> [To do] Copy out each line containing "duration" from the entries below.

> [Data]
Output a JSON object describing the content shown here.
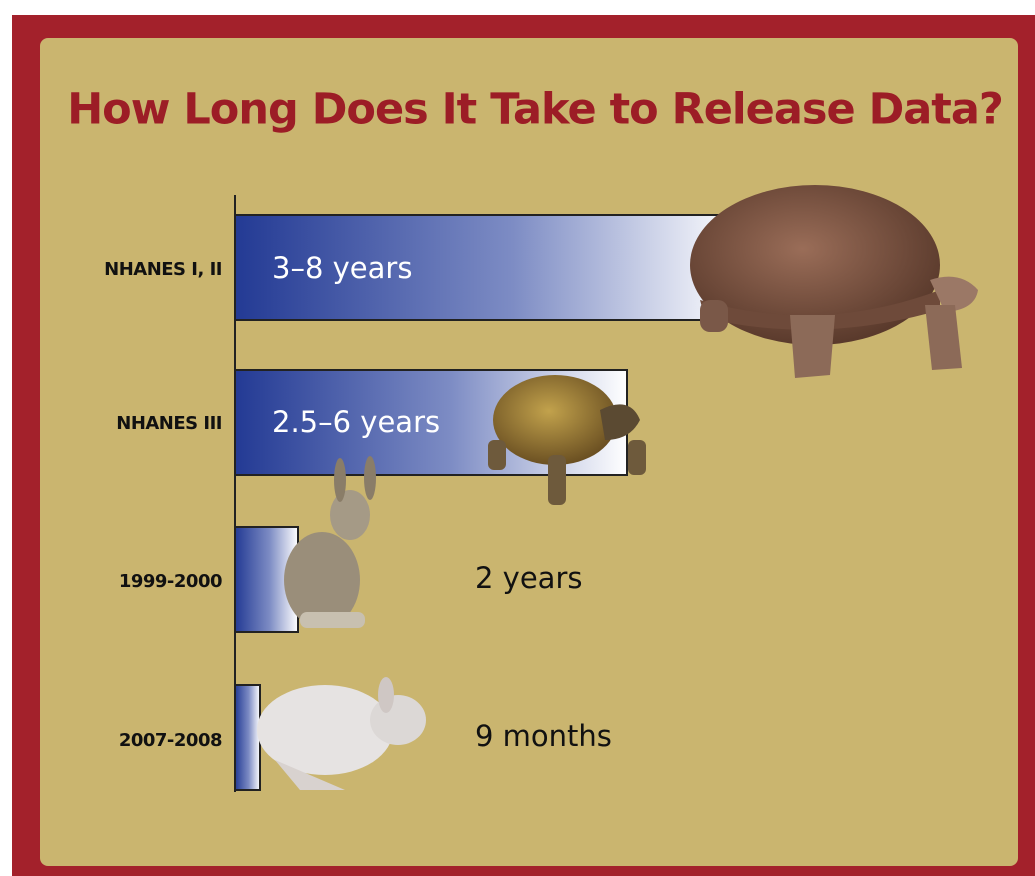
{
  "title": "How Long Does It Take to Release Data?",
  "rows": [
    {
      "label": "NHANES I, II",
      "duration": "3–8 years"
    },
    {
      "label": "NHANES III",
      "duration": "2.5–6 years"
    },
    {
      "label": "1999-2000",
      "duration": "2 years"
    },
    {
      "label": "2007-2008",
      "duration": "9 months"
    }
  ]
}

> [Result of the exercise]
      "duration": "3–8 years"
      "duration": "2.5–6 years"
      "duration": "2 years"
      "duration": "9 months"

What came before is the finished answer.